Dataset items
_____

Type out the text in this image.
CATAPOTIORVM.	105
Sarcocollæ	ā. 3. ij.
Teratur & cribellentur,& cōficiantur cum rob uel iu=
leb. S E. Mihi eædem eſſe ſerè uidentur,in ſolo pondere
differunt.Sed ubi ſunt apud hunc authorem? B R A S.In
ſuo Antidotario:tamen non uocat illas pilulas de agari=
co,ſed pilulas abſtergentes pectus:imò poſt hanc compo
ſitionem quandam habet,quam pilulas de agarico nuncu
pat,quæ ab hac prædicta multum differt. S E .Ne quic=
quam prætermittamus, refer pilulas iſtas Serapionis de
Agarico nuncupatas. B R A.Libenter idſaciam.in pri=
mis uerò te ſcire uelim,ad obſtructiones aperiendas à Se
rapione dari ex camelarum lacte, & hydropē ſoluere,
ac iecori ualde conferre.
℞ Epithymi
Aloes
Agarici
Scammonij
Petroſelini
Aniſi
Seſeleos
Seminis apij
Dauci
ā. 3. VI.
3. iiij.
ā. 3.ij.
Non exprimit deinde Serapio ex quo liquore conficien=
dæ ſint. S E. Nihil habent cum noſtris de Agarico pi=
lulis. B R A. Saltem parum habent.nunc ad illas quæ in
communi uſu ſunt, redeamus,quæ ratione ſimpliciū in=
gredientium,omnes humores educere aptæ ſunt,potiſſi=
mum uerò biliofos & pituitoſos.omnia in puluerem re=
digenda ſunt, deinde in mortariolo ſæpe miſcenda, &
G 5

_____

● **Problem to work on**
Reproduce every entry shown above, precisely as it stands.

● **Output for this task**
Type out the text in this image.
CATAPOTIORVM.	105
Sarcocollæ	ā. 3. ij.
Teratur & cribellentur,& cōficiantur cum rob uel iu=
leb. S E. Mihi eædem eſſe ſerè uidentur,in ſolo pondere
differunt.Sed ubi ſunt apud hunc authorem? B R A S.In
ſuo Antidotario:tamen non uocat illas pilulas de agari=
co,ſed pilulas abſtergentes pectus:imò poſt hanc compo
ſitionem quandam habet,quam pilulas de agarico nuncu
pat,quæ ab hac prædicta multum differt. S E .Ne quic=
quam prætermittamus, refer pilulas iſtas Serapionis de
Agarico nuncupatas. B R A.Libenter idſaciam.in pri=
mis uerò te ſcire uelim,ad obſtructiones aperiendas à Se
rapione dari ex camelarum lacte, & hydropē ſoluere,
ac iecori ualde conferre.
℞ Epithymi
Aloes
Agarici
Scammonij
Petroſelini
Aniſi
Seſeleos
Seminis apij
Dauci
ā. 3. VI.
3. iiij.
ā. 3.ij.
Non exprimit deinde Serapio ex quo liquore conficien=
dæ ſint. S E. Nihil habent cum noſtris de Agarico pi=
lulis. B R A. Saltem parum habent.nunc ad illas quæ in
communi uſu ſunt, redeamus,quæ ratione ſimpliciū in=
gredientium,omnes humores educere aptæ ſunt,potiſſi=
mum uerò biliofos & pituitoſos.omnia in puluerem re=
digenda ſunt, deinde in mortariolo ſæpe miſcenda, &
G 5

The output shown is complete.